## Written exercise
Drop the images; return everything else in the listing below exactly.

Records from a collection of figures

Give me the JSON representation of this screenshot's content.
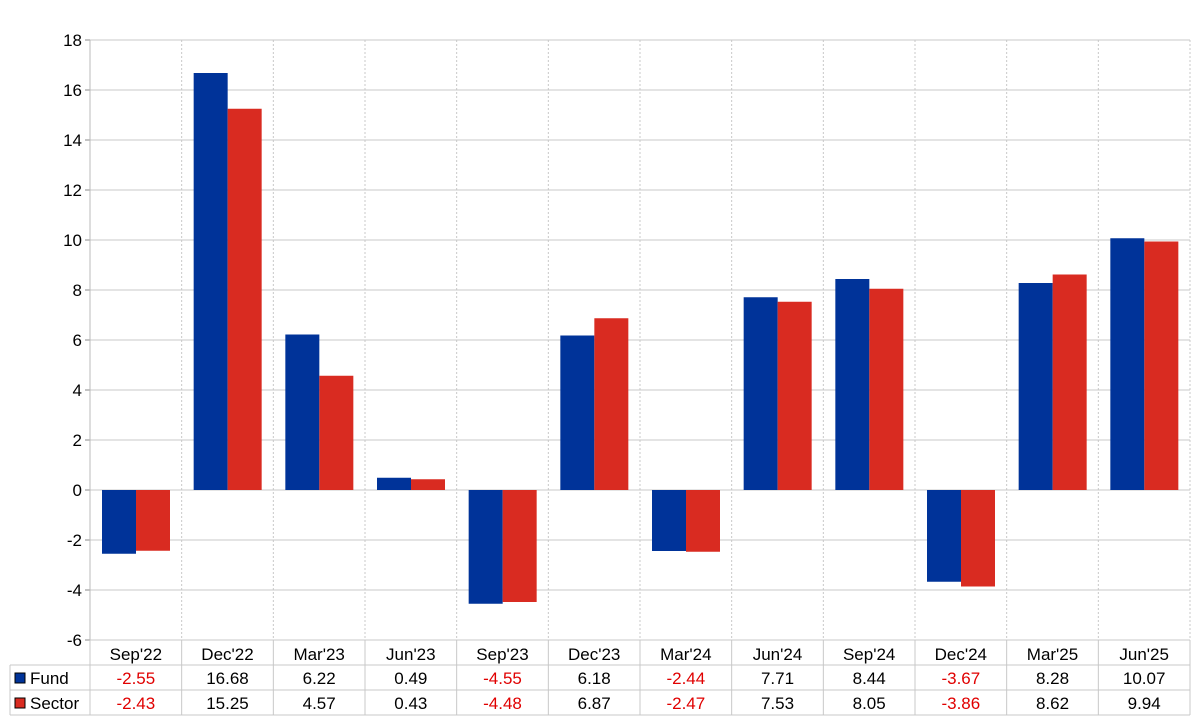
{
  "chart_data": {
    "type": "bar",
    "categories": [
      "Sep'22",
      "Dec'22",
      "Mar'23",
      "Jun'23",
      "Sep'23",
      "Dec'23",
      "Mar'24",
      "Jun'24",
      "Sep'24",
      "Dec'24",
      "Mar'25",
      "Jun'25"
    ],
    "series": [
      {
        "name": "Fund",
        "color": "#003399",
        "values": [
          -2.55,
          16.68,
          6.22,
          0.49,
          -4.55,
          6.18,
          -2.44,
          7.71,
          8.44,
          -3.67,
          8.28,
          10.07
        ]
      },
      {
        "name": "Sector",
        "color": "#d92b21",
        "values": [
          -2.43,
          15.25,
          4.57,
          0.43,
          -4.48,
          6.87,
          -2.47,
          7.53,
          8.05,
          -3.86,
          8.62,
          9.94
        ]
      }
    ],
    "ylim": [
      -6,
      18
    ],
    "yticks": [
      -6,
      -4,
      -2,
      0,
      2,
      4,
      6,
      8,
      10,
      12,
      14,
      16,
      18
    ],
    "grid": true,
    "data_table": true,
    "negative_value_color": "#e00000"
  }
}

## Answer to this problem
Give me the JSON representation of this screenshot's content.
{
  "chart_data": {
    "type": "bar",
    "categories": [
      "Sep'22",
      "Dec'22",
      "Mar'23",
      "Jun'23",
      "Sep'23",
      "Dec'23",
      "Mar'24",
      "Jun'24",
      "Sep'24",
      "Dec'24",
      "Mar'25",
      "Jun'25"
    ],
    "series": [
      {
        "name": "Fund",
        "color": "#003399",
        "values": [
          -2.55,
          16.68,
          6.22,
          0.49,
          -4.55,
          6.18,
          -2.44,
          7.71,
          8.44,
          -3.67,
          8.28,
          10.07
        ]
      },
      {
        "name": "Sector",
        "color": "#d92b21",
        "values": [
          -2.43,
          15.25,
          4.57,
          0.43,
          -4.48,
          6.87,
          -2.47,
          7.53,
          8.05,
          -3.86,
          8.62,
          9.94
        ]
      }
    ],
    "ylim": [
      -6,
      18
    ],
    "yticks": [
      -6,
      -4,
      -2,
      0,
      2,
      4,
      6,
      8,
      10,
      12,
      14,
      16,
      18
    ],
    "grid": true,
    "data_table": true,
    "negative_value_color": "#e00000"
  }
}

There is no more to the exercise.